Provided text

Grace, peace, and much joy to you, people of God.

 

Luke tells us that Jesus told this parable to his disciples so that they would pray always and not lose heart. And that means that both Jesus and Luke realize that not all prayers are answered at once; indeed, some appear not to be answered at all. Otherwise why would we have to keep praying and strengthen our hearts against disappointment?

 

The more you pray, the more you know that not all prayers are answered—at least in ways we can understand, ways that gratify our desires, that is, God doing what we want him to do—or in ways that respond to our most desperate pleas. Because for us prayer encompasses everything from plaintive intercession for a dying child to the petition that God will intervene to find me a good parking place.

Set problem A
Rewrite the sermon passage, everything from "Grace, peace, and" down to "hearts against disappointment?", with "disciples" changed to "followers".
Set problem B
List every proper name that appears in the sermon passage on prayer.
Set problem C
Continue the sermon on prayer beyond its final sentence.
The listing after this passage has no connection to the sermon on prayer.

Data lines
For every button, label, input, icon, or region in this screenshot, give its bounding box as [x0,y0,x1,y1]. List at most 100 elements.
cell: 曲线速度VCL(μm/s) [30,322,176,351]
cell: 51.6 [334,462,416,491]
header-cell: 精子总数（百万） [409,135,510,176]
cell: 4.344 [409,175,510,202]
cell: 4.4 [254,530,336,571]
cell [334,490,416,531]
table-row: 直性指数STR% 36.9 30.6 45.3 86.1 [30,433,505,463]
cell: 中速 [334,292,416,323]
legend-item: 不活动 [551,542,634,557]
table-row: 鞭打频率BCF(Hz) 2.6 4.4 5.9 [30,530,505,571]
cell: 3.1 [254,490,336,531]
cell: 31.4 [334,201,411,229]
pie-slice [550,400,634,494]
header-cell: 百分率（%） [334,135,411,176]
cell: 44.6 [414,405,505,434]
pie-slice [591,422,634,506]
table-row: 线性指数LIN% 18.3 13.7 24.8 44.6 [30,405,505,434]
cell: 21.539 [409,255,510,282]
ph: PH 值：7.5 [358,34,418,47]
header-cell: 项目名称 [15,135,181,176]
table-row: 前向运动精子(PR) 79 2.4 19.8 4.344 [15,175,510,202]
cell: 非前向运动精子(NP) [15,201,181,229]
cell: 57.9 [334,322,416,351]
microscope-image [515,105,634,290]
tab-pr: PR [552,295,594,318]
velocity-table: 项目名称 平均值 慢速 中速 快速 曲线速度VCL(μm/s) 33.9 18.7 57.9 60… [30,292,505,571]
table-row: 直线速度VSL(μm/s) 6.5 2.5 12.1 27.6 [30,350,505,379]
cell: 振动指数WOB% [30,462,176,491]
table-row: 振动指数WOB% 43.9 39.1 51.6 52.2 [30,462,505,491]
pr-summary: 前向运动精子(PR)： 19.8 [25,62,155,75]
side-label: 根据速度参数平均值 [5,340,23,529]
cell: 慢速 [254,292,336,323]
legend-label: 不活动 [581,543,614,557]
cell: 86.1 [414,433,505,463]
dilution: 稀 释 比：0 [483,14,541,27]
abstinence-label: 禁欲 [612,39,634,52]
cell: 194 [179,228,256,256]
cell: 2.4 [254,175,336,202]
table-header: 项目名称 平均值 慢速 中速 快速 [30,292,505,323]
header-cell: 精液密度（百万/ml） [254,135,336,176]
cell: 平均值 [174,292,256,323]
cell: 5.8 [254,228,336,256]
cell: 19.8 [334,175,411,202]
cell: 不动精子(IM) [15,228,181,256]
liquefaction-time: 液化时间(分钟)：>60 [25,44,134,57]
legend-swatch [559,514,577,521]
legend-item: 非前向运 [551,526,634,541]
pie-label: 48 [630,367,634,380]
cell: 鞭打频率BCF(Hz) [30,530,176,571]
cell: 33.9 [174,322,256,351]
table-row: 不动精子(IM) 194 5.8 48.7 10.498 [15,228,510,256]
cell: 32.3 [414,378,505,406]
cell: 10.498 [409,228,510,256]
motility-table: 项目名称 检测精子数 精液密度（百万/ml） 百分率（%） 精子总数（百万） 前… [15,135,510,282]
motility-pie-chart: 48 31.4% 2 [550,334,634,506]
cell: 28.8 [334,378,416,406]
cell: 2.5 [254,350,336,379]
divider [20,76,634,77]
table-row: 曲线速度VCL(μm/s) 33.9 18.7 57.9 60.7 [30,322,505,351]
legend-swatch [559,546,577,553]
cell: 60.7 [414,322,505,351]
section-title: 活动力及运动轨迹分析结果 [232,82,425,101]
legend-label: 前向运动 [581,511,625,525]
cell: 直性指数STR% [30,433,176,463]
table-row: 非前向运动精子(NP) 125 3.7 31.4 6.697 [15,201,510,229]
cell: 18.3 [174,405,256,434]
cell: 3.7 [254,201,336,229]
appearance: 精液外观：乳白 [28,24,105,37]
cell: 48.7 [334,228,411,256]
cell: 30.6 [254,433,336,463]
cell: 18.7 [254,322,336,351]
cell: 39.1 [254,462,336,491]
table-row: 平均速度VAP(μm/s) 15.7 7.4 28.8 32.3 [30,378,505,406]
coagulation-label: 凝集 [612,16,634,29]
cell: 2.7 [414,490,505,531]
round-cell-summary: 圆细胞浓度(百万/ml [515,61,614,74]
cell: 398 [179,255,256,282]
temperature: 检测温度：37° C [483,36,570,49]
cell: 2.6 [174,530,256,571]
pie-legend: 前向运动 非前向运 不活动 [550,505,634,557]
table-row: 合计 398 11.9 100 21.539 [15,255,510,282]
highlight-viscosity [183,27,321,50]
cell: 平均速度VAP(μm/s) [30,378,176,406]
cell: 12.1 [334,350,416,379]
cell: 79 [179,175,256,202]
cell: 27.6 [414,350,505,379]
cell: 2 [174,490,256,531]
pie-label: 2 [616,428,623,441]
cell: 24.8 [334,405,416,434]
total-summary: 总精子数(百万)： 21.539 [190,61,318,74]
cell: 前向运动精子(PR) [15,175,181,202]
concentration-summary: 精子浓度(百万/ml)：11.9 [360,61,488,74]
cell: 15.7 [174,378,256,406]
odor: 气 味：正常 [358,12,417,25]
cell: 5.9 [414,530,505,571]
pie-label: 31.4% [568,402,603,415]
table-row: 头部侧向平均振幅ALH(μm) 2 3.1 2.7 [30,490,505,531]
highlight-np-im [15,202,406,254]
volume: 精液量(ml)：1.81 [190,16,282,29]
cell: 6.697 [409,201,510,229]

Task answer A
Grace, peace, and much joy to you, people of God.

 

Luke tells us that Jesus told this parable to his followers so that they would pray always and not lose heart. And that means that both Jesus and Luke realize that not all prayers are answered at once; indeed, some appear not to be answered at all. Otherwise why would we have to keep praying and strengthen our hearts against disappointment?

Task answer B
God, Luke, Jesus

Task answer C
But the kind of prayer that Jesus is trying to effect in his disciples and us is praying that is “always” because it is a state of being in relationship with God, the God whose ways are not our ways and whose thoughts are not our thoughts. It is not me telling God about a situation he already knows better than I do and then telling him what to do about it. That is a prayer for my will to be done. Not what Jesus had in mind.

 

Of course I do have desires, some of them desperate. Suppose I slyly talked my brother out of his birthright, conspired with my mother to get for myself the blessing my father intended for that brother, engaged in a years-long struggle with my unfair uncle to get the daughter of his that I love as my wife, then, going back home to face my brother, having one more river to cross, I pray that he will not wipe out my family and household in vengeful rage. That kind of praying might feel a lot like wrestling.

 

And even if you haven’t had a “Jacob at the ford of the Jabbok” experience, we have all prayed that God might get us out of just this one scrape, and this will be the last time we ever . . . (fill in the blank). We might think that we’re not as bad as devious Jacob, or as that adulterer and murderer King David, but we have to admit that we do not always—all right, ever—approach the prayer desk with clean hands and a pure heart.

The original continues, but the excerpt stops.